- What this task involves -
Records follow. Pull out every line that contains "name".

- Provided material -
┌──
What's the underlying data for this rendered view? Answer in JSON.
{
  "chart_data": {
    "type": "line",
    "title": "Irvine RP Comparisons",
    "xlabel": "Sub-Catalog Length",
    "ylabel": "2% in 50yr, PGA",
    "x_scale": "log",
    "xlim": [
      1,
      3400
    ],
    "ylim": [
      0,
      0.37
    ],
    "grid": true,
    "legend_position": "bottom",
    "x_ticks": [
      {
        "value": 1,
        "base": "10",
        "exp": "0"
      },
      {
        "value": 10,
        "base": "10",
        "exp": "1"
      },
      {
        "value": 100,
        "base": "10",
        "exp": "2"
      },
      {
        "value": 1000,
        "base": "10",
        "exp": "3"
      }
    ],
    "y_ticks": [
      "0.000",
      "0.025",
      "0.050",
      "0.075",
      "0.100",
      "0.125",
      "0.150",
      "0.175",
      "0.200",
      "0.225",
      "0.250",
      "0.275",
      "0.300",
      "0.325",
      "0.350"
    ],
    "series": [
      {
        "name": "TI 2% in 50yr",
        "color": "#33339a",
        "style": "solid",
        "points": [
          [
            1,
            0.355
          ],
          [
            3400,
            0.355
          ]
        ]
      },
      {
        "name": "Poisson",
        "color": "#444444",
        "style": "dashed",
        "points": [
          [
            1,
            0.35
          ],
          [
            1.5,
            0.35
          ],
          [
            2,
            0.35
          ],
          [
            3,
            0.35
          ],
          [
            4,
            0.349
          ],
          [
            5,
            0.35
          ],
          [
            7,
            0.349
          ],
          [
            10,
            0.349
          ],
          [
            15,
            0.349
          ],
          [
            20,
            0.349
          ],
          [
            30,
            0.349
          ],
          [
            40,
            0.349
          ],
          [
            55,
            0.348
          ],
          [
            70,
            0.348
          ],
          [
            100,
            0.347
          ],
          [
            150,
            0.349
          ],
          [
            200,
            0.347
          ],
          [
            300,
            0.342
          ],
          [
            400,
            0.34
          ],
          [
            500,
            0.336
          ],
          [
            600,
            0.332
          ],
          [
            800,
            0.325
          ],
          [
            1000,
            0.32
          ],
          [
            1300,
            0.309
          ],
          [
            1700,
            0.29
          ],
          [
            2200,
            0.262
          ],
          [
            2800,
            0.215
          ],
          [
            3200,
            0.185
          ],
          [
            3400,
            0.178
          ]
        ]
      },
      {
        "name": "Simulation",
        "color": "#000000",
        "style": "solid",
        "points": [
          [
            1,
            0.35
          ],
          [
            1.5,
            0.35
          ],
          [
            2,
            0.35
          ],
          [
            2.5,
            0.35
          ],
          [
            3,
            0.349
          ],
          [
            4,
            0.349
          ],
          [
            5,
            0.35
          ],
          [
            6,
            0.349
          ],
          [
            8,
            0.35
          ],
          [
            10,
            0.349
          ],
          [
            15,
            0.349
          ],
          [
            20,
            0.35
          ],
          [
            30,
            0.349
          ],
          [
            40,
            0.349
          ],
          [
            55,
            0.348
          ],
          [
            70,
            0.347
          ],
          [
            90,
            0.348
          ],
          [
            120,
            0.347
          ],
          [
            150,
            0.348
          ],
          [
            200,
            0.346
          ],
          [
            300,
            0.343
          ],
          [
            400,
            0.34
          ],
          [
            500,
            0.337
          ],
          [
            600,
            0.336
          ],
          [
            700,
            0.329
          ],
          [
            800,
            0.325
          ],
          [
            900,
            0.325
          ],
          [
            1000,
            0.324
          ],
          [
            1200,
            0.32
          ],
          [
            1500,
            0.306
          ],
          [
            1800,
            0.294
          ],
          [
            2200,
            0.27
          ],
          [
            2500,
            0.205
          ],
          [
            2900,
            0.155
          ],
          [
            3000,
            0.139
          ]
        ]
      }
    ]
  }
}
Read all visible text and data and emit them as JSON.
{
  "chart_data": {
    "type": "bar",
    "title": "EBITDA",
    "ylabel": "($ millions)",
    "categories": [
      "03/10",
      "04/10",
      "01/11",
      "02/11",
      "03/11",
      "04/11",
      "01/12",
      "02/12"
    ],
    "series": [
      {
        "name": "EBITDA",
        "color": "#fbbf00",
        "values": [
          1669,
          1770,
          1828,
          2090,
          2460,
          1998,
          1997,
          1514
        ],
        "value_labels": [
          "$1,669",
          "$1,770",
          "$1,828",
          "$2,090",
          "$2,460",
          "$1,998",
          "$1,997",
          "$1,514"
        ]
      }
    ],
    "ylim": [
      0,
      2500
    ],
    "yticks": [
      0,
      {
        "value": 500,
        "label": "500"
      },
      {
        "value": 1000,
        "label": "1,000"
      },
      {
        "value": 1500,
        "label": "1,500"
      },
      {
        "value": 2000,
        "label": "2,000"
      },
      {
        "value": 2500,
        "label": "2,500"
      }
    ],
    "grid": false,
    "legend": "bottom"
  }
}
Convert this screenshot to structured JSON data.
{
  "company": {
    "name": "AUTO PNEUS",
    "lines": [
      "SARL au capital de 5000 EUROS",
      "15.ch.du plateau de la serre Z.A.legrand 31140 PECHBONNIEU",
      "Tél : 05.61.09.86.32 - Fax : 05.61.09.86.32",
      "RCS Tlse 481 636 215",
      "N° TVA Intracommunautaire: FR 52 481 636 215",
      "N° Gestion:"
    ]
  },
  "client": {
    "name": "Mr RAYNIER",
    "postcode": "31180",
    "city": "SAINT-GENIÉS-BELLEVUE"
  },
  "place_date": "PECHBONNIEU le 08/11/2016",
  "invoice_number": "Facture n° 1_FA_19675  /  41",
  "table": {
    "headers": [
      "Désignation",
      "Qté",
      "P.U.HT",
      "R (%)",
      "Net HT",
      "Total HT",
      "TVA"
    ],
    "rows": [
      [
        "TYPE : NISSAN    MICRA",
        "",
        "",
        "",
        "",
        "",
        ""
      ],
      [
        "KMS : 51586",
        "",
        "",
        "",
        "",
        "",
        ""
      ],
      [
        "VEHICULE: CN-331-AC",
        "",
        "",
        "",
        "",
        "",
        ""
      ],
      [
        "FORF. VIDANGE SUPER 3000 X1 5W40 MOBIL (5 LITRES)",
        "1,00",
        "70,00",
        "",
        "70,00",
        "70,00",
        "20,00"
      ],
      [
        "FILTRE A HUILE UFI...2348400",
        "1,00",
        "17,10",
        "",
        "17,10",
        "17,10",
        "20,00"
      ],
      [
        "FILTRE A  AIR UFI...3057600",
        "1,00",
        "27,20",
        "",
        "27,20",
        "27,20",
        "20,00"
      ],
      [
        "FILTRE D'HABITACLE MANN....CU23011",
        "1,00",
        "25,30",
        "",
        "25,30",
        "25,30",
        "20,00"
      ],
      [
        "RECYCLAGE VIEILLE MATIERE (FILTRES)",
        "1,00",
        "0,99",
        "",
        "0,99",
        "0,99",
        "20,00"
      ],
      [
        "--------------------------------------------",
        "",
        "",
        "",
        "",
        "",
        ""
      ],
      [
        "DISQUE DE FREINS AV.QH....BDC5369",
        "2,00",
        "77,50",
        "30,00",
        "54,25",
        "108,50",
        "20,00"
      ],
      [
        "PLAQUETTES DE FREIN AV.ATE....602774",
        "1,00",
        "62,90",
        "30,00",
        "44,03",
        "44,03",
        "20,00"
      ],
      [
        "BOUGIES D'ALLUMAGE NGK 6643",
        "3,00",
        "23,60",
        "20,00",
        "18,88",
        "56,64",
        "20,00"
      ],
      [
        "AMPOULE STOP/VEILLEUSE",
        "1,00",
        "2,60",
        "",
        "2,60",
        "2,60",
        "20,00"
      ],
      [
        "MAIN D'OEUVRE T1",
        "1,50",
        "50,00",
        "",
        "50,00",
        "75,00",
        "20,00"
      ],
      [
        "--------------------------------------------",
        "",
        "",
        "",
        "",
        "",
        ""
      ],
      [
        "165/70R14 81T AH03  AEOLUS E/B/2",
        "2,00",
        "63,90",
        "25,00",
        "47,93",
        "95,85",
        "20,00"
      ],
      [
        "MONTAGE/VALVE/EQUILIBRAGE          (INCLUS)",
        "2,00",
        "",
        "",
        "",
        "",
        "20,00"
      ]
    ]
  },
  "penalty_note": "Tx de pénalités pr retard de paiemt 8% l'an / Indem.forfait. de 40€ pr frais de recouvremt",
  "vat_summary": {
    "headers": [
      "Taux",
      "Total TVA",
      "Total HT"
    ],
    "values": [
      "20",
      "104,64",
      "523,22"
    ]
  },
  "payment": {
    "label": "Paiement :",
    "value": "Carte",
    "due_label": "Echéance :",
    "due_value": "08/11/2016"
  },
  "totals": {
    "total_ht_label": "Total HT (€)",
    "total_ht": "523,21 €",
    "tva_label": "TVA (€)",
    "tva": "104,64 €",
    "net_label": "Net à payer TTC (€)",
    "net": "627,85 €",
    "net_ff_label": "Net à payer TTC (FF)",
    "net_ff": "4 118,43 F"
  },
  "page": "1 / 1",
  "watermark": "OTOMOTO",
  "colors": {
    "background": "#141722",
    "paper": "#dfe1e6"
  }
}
└──
- Answer below -
        "name": "TI 2% in 50yr",
        "name": "Poisson",
        "name": "Simulation",
        "name": "EBITDA",
    "name": "AUTO PNEUS",
    "name": "Mr RAYNIER",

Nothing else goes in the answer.